Do this: Leave every picture out and write out the records below exactly.

Given data:
++++++++++++++++++++

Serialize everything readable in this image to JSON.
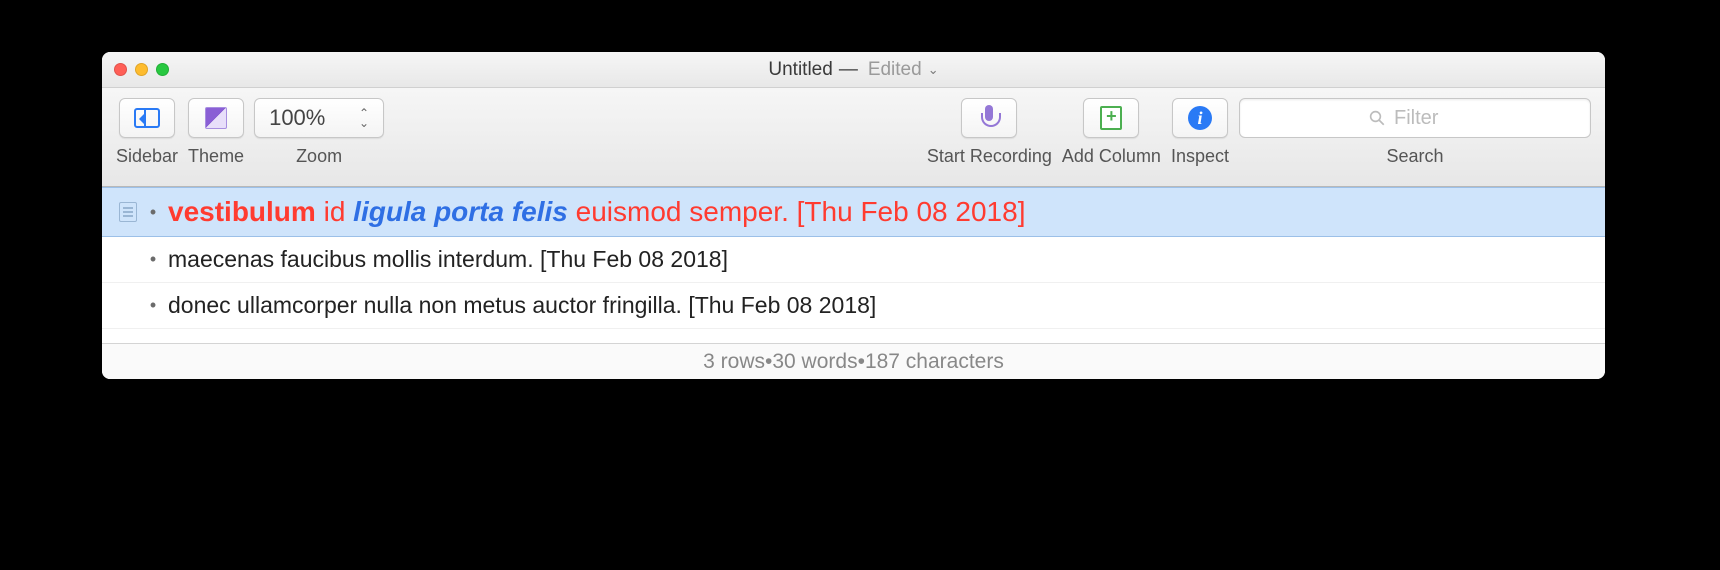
{
  "window": {
    "title": "Untitled",
    "doc_state": "Edited"
  },
  "toolbar": {
    "sidebar_label": "Sidebar",
    "theme_label": "Theme",
    "zoom_label": "Zoom",
    "zoom_value": "100%",
    "start_recording_label": "Start Recording",
    "add_column_label": "Add Column",
    "inspect_label": "Inspect",
    "search_label": "Search",
    "search_placeholder": "Filter"
  },
  "rows": [
    {
      "selected": true,
      "spans": [
        {
          "text": "vestibulum",
          "class": "sp-red-bold"
        },
        {
          "text": " id ",
          "class": "sp-red"
        },
        {
          "text": "ligula porta felis",
          "class": "sp-blue-italic"
        },
        {
          "text": " euismod semper. [Thu Feb 08 2018]",
          "class": "sp-red"
        }
      ]
    },
    {
      "selected": false,
      "spans": [
        {
          "text": "maecenas faucibus mollis interdum. [Thu Feb 08 2018]",
          "class": ""
        }
      ]
    },
    {
      "selected": false,
      "spans": [
        {
          "text": "donec ullamcorper nulla non metus auctor fringilla. [Thu Feb 08 2018]",
          "class": ""
        }
      ]
    }
  ],
  "status": {
    "rows": "3 rows",
    "words": "30 words",
    "characters": "187 characters",
    "sep": " • "
  }
}
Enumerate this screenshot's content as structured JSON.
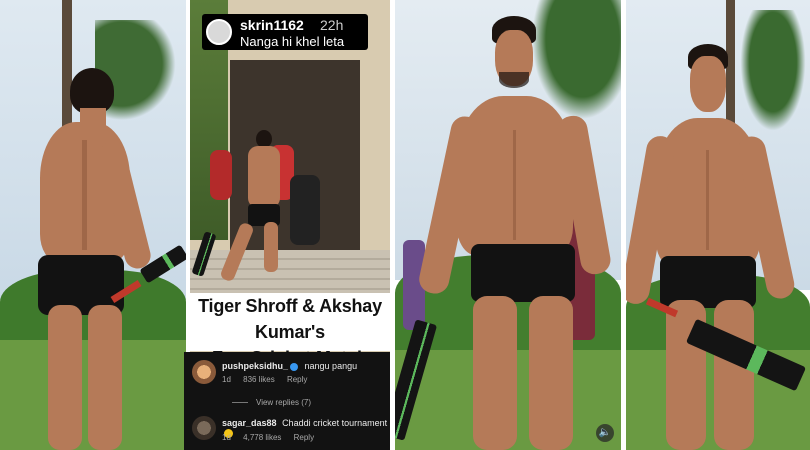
{
  "image": {
    "description_panels": 4
  },
  "top_comment": {
    "username": "skrin1162",
    "time": "22h",
    "text": "Nanga hi khel leta"
  },
  "title": {
    "line1": "Tiger Shroff & Akshay Kumar's",
    "line2": "Fun Cricket Match"
  },
  "comments": [
    {
      "username": "pushpeksidhu_",
      "text": "nangu pangu",
      "age": "1d",
      "likes": "836 likes",
      "reply": "Reply"
    },
    {
      "username": "sagar_das88",
      "text": "Chaddi cricket tournament",
      "age": "1d",
      "likes": "4,778 likes",
      "reply": "Reply"
    }
  ],
  "view_replies": "View replies (7)",
  "colors": {
    "sky": "#cfe0ec",
    "grass": "#5f8f3a",
    "hedge": "#3f7a2c",
    "skin": "#b57a58",
    "shorts": "#121212",
    "comment_bg": "#121212",
    "verified": "#3897f0"
  },
  "icons": {
    "mute": "speaker-mute-icon"
  }
}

++++++++++++++++++++

Output of the task:
Serialize everything readable in this image to JSON.
{
  "window": {
    "title": "Untitled",
    "doc_state": "Edited"
  },
  "toolbar": {
    "sidebar_label": "Sidebar",
    "theme_label": "Theme",
    "zoom_label": "Zoom",
    "zoom_value": "100%",
    "start_recording_label": "Start Recording",
    "add_column_label": "Add Column",
    "inspect_label": "Inspect",
    "search_label": "Search",
    "search_placeholder": "Filter"
  },
  "rows": [
    {
      "selected": true,
      "spans": [
        {
          "text": "vestibulum",
          "class": "sp-red-bold"
        },
        {
          "text": " id ",
          "class": "sp-red"
        },
        {
          "text": "ligula porta felis",
          "class": "sp-blue-italic"
        },
        {
          "text": " euismod semper. [Thu Feb 08 2018]",
          "class": "sp-red"
        }
      ]
    },
    {
      "selected": false,
      "spans": [
        {
          "text": "maecenas faucibus mollis interdum. [Thu Feb 08 2018]",
          "class": ""
        }
      ]
    },
    {
      "selected": false,
      "spans": [
        {
          "text": "donec ullamcorper nulla non metus auctor fringilla. [Thu Feb 08 2018]",
          "class": ""
        }
      ]
    }
  ],
  "status": {
    "rows": "3 rows",
    "words": "30 words",
    "characters": "187 characters",
    "sep": " • "
  }
}
Enumerate this screenshot's content as structured JSON.
{
  "image": {
    "description_panels": 4
  },
  "top_comment": {
    "username": "skrin1162",
    "time": "22h",
    "text": "Nanga hi khel leta"
  },
  "title": {
    "line1": "Tiger Shroff & Akshay Kumar's",
    "line2": "Fun Cricket Match"
  },
  "comments": [
    {
      "username": "pushpeksidhu_",
      "text": "nangu pangu",
      "age": "1d",
      "likes": "836 likes",
      "reply": "Reply"
    },
    {
      "username": "sagar_das88",
      "text": "Chaddi cricket tournament",
      "age": "1d",
      "likes": "4,778 likes",
      "reply": "Reply"
    }
  ],
  "view_replies": "View replies (7)",
  "colors": {
    "sky": "#cfe0ec",
    "grass": "#5f8f3a",
    "hedge": "#3f7a2c",
    "skin": "#b57a58",
    "shorts": "#121212",
    "comment_bg": "#121212",
    "verified": "#3897f0"
  },
  "icons": {
    "mute": "speaker-mute-icon"
  }
}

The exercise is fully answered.